- PROBLEM STATEMENT -
Separate out the lines that hold "photo".

Extracted data entries
==============================

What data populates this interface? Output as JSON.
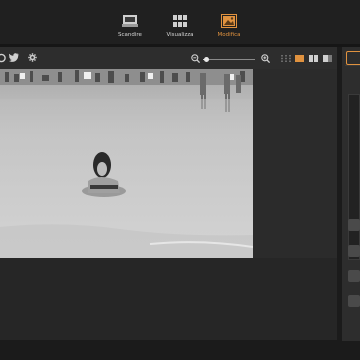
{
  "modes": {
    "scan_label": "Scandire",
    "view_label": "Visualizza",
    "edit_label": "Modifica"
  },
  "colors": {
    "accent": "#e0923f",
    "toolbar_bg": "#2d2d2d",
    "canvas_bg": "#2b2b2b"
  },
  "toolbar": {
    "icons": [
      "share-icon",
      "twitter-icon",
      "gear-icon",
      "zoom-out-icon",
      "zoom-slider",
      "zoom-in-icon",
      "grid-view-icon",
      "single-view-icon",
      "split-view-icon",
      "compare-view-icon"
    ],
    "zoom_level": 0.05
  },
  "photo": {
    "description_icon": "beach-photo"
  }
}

==============================

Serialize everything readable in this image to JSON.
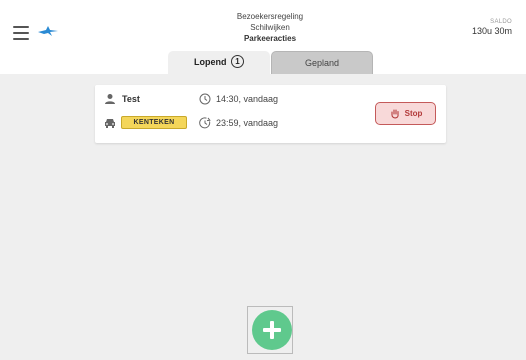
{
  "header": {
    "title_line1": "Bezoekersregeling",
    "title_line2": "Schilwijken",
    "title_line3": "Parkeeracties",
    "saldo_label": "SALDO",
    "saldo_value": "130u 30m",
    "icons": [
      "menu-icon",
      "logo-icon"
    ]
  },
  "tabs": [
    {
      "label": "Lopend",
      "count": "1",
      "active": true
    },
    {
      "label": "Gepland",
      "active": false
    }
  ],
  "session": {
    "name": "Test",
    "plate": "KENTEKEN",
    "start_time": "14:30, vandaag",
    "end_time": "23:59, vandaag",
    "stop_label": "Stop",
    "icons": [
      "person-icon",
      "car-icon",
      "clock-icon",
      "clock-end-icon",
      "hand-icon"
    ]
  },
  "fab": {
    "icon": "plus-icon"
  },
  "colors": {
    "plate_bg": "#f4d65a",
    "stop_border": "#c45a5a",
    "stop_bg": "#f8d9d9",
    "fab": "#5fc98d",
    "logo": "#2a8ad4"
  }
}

==============================

- THE RESULT -
  "photo": {
    "description_icon": "beach-photo"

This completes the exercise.